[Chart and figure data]
•••
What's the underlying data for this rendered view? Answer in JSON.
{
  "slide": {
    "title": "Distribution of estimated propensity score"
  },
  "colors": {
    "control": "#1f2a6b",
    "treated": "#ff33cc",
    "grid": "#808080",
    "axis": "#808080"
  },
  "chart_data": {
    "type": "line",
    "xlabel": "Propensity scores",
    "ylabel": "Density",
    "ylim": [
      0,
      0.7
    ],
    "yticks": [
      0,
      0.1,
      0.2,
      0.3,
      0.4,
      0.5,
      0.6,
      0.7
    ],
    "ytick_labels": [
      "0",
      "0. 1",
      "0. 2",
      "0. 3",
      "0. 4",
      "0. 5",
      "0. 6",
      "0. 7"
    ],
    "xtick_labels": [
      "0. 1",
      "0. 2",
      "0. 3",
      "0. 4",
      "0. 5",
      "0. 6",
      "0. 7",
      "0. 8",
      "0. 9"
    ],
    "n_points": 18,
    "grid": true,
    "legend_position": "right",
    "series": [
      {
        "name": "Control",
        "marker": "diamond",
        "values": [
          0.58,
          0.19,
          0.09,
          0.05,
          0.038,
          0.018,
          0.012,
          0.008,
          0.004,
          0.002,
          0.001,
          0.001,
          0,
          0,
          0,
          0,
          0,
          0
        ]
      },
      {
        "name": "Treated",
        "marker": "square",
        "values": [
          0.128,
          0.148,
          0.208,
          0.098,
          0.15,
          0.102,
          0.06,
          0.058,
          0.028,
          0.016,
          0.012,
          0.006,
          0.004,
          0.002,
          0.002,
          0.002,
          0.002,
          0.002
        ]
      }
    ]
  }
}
•••
→ The task
Take the records above and return them exactly as written.

→ Solution for this exercise
What's the underlying data for this rendered view? Answer in JSON.
{
  "slide": {
    "title": "Distribution of estimated propensity score"
  },
  "colors": {
    "control": "#1f2a6b",
    "treated": "#ff33cc",
    "grid": "#808080",
    "axis": "#808080"
  },
  "chart_data": {
    "type": "line",
    "xlabel": "Propensity scores",
    "ylabel": "Density",
    "ylim": [
      0,
      0.7
    ],
    "yticks": [
      0,
      0.1,
      0.2,
      0.3,
      0.4,
      0.5,
      0.6,
      0.7
    ],
    "ytick_labels": [
      "0",
      "0. 1",
      "0. 2",
      "0. 3",
      "0. 4",
      "0. 5",
      "0. 6",
      "0. 7"
    ],
    "xtick_labels": [
      "0. 1",
      "0. 2",
      "0. 3",
      "0. 4",
      "0. 5",
      "0. 6",
      "0. 7",
      "0. 8",
      "0. 9"
    ],
    "n_points": 18,
    "grid": true,
    "legend_position": "right",
    "series": [
      {
        "name": "Control",
        "marker": "diamond",
        "values": [
          0.58,
          0.19,
          0.09,
          0.05,
          0.038,
          0.018,
          0.012,
          0.008,
          0.004,
          0.002,
          0.001,
          0.001,
          0,
          0,
          0,
          0,
          0,
          0
        ]
      },
      {
        "name": "Treated",
        "marker": "square",
        "values": [
          0.128,
          0.148,
          0.208,
          0.098,
          0.15,
          0.102,
          0.06,
          0.058,
          0.028,
          0.016,
          0.012,
          0.006,
          0.004,
          0.002,
          0.002,
          0.002,
          0.002,
          0.002
        ]
      }
    ]
  }
}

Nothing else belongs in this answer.